Consignes:
1) Condensez en une liste le paragraphe du texte sur Mai 68 qui commence par « À voir le nombre et la disparité », sans perdre ses faits principaux.
2) Transcrivez, s'il vous plaît, le passage du texte sur Mai 68 qui commence à « Dans sa version » et se termine à « franchir ce cap. ».

Deux constatations. D'abord, l'«esprit Mai 68» légua un héritage universel, à tout le moins occidental, qui devait prendre diverses formes de Paris à San Francisco en passant par chez nous.
Dans sa version dure, cet héritage fut le terrorisme d'extrême-gauche à l'allemande, à l'italienne ou même à l'américaine, avec la bande à Baader, les Brigades rouges et autres Weathermen. Quant à eux, les activistes français surent s'arrêter avant de franchir ce cap.
À l'autre extrémité du spectre, émergea la quincaillerie de la contre-culture et de l'«âge du Verseau», qu'on allait utiliser pour assembler toute une gamme de produits dérivés d'inégale valeur. L'usine allait ainsi livrer une nouvelle culture populaire inventive et puissante. Mais aussi les gadgets à deux sous des spiritualités ésotériques, de la croissance personnelle, de la psycho-pop et du culte du «moi»
Ce fut l'auberge espagnole, en somme: à chacun son Mai 68.
À voir le nombre et la disparité des courants de pensée alors à l'oeuvre, c'était inévitable. Le maoïsme façon Révolution culturelle et l'hédonisme du flower power . La naissance d'une «culture jeune» et le dépoussiérage d'antiques sagesses exotiques. Le nationalisme lourd et l'internationalisme ouvriériste ou écolo. Le pacifisme né de la télédiffusion en boucle des images du Vietnam et un tiers-mondisme ne dédaignant pas la bonne violence, celle exercée par les «opprimés» reconnus comme tels
Pas étonnant qu'on ne s'y soit jamais retrouvé!
Et que, depuis 40 ans, des bibliothèques entières aient été montées dans le but de livrer l'ultime explication de Mai 68. Seulement cette année, quelque 80 ouvrages sur le sujet paraissent en France - dont une poignée de récits émanant d'enfants de soixante-huitards, parfois très critiques à l'endroit du gros party de leurs parents.
Pourtant, et c'est le second constat, on trouvera dans ce fouillis quelques dénominateurs communs.
Politiques ou libertaires, toutes les factions impliquées ont bâti d'un commun accord (inconsciemment, bien sûr) une durable relation d'amour-haine avec la liberté individuelle; avec la prospérité; avec la philosophie matérialiste que l'une et l'autre alimentent ainsi que l'appareil politico-économique qui les permet.
Ce code est toujours en vigueur aujourd'hui. La démocratie libérale occidentale est le système probablement le plus détesté de l'intérieur que l'humanité ait connu. En même temps, il est le seul dans lequel les soixante-huitards et leur progéniture seraient capables de vivre.
À cause de son confort moral, intellectuel et matériel, justement.

Entrées de données:
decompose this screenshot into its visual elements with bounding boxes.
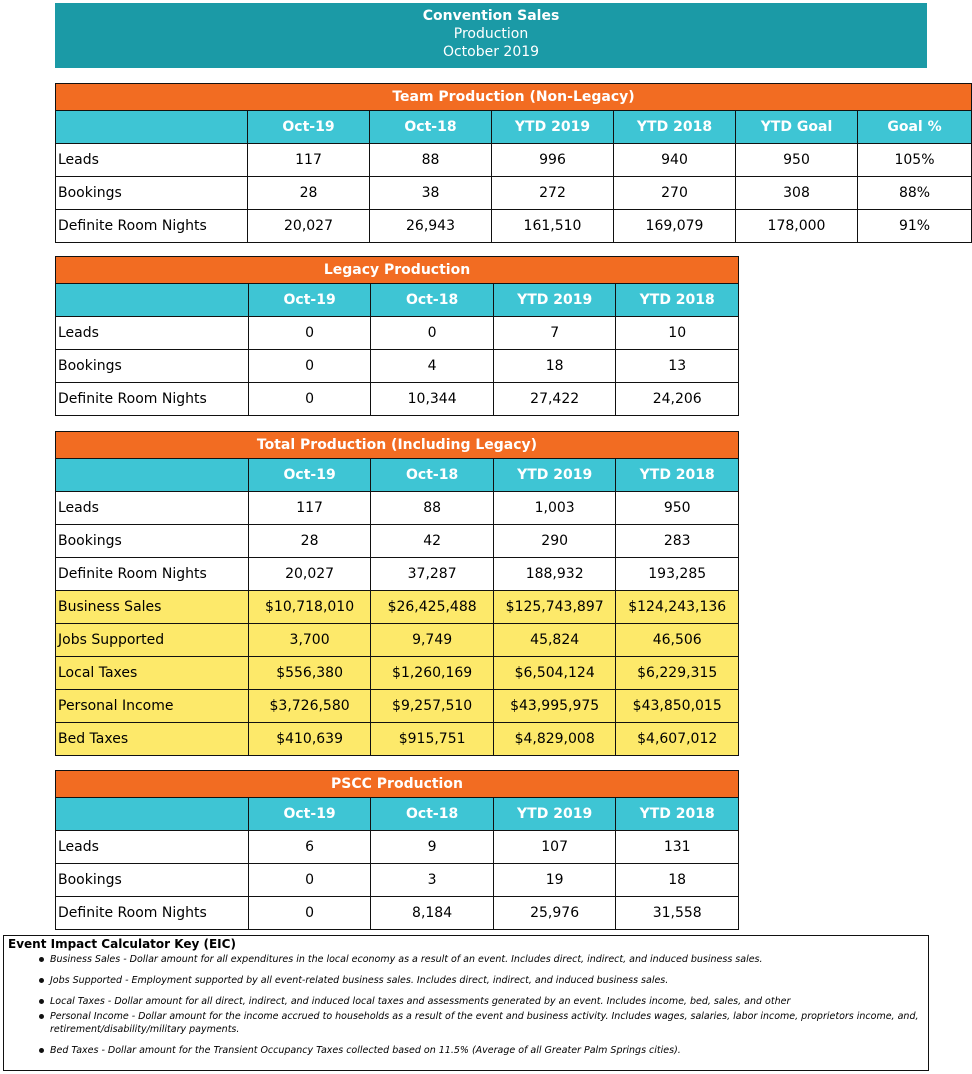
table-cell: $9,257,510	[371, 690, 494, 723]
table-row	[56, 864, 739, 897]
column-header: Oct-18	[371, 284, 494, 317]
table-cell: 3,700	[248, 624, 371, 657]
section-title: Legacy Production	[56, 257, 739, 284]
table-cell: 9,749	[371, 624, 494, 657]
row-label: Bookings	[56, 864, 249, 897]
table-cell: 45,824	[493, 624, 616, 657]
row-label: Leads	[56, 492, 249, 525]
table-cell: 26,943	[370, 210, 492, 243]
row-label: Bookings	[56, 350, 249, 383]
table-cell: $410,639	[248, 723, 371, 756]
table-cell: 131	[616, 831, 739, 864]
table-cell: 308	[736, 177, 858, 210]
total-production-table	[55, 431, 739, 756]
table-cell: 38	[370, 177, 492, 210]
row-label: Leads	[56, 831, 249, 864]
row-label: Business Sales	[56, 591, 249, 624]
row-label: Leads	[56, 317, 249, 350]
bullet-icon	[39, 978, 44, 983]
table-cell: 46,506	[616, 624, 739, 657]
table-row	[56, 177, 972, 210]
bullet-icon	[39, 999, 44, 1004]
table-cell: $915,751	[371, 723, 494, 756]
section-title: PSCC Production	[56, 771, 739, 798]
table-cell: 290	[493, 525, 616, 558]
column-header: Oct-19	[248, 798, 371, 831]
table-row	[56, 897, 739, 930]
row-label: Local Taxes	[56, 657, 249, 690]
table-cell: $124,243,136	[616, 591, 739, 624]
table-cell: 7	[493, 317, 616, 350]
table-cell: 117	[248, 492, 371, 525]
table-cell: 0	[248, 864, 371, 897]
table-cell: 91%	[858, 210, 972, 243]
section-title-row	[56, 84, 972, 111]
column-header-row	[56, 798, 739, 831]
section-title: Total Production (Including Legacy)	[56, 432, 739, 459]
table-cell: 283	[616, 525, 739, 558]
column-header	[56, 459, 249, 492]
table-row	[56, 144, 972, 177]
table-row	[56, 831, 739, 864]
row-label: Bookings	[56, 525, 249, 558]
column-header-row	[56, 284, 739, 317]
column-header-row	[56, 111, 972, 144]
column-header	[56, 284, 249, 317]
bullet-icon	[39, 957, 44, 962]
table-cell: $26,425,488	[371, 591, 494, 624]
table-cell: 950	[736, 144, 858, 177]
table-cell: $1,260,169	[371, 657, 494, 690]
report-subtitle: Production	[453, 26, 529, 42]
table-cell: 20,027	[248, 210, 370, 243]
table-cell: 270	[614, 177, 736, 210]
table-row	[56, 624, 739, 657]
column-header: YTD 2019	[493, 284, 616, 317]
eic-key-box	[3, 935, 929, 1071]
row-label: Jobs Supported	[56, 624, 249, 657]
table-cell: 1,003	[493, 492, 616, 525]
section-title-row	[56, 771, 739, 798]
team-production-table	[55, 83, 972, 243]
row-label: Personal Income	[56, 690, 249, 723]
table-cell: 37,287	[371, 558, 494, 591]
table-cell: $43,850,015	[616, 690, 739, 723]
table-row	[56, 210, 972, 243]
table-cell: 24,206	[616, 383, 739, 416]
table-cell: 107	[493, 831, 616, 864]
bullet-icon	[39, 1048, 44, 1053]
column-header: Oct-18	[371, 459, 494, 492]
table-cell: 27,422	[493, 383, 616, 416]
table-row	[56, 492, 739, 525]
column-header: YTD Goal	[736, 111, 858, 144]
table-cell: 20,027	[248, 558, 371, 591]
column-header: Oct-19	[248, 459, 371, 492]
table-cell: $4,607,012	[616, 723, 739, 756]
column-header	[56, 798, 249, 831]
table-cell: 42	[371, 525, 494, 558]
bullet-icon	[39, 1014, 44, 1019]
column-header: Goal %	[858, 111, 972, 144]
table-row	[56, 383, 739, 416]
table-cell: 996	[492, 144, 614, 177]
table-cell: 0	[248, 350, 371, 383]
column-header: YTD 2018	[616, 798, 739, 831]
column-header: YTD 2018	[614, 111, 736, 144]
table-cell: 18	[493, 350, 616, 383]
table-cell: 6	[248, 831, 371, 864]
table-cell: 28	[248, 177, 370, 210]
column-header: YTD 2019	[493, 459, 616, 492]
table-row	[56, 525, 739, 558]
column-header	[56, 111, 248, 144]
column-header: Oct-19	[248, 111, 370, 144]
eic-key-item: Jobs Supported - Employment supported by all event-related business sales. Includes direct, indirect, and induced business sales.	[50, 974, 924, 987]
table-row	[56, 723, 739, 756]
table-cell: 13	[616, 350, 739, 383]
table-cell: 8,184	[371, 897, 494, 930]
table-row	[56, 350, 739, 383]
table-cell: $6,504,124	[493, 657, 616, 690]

Réponses:
1)
Vu le nombre et la disparité des courants de pensée à l'œuvre, c'était inévitable :
- le maoïsme façon Révolution culturelle et l'hédonisme du flower power ;
- la naissance d'une « culture jeune » et le dépoussiérage d'antiques sagesses exotiques ;
- le nationalisme lourd et l'internationalisme ouvriériste ou écolo ;
- le pacifisme né de la télédiffusion en boucle des images du Vietnam, et un tiers-mondisme ne dédaignant pas la violence exercée par les « opprimés » reconnus comme tels.

2)
Dans sa version dure, cet héritage fut le terrorisme d'extrême-gauche à l'allemande, à l'italienne ou même à l'américaine, avec la bande à Baader, les Brigades rouges et autres Weathermen. Quant à eux, les activistes français surent s'arrêter avant de franchir ce cap.